(Records excerpted from a collection)
* Begin *

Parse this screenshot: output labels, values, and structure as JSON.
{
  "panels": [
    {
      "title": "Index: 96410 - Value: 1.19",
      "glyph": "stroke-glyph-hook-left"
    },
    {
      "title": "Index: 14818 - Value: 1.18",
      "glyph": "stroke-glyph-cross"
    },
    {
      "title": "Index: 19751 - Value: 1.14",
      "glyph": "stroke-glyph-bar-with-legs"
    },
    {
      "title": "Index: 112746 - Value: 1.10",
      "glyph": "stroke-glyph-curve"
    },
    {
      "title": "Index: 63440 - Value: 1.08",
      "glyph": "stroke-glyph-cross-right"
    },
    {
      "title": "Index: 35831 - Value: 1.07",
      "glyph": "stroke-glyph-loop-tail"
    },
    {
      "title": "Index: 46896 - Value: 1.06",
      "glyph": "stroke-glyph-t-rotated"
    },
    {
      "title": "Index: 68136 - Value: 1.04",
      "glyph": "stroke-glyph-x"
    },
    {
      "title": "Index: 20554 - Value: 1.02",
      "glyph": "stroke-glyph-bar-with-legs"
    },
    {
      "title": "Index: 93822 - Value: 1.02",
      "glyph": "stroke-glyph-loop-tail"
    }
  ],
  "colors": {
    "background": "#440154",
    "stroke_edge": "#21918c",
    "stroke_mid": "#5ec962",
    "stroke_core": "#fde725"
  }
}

* End *

Quote the whole listing above, leaving nothing out.

Parse this screenshot: output labels, values, and structure as JSON.
{
  "panels": [
    {
      "title": "Index: 96410 - Value: 1.19",
      "glyph": "stroke-glyph-hook-left"
    },
    {
      "title": "Index: 14818 - Value: 1.18",
      "glyph": "stroke-glyph-cross"
    },
    {
      "title": "Index: 19751 - Value: 1.14",
      "glyph": "stroke-glyph-bar-with-legs"
    },
    {
      "title": "Index: 112746 - Value: 1.10",
      "glyph": "stroke-glyph-curve"
    },
    {
      "title": "Index: 63440 - Value: 1.08",
      "glyph": "stroke-glyph-cross-right"
    },
    {
      "title": "Index: 35831 - Value: 1.07",
      "glyph": "stroke-glyph-loop-tail"
    },
    {
      "title": "Index: 46896 - Value: 1.06",
      "glyph": "stroke-glyph-t-rotated"
    },
    {
      "title": "Index: 68136 - Value: 1.04",
      "glyph": "stroke-glyph-x"
    },
    {
      "title": "Index: 20554 - Value: 1.02",
      "glyph": "stroke-glyph-bar-with-legs"
    },
    {
      "title": "Index: 93822 - Value: 1.02",
      "glyph": "stroke-glyph-loop-tail"
    }
  ],
  "colors": {
    "background": "#440154",
    "stroke_edge": "#21918c",
    "stroke_mid": "#5ec962",
    "stroke_core": "#fde725"
  }
}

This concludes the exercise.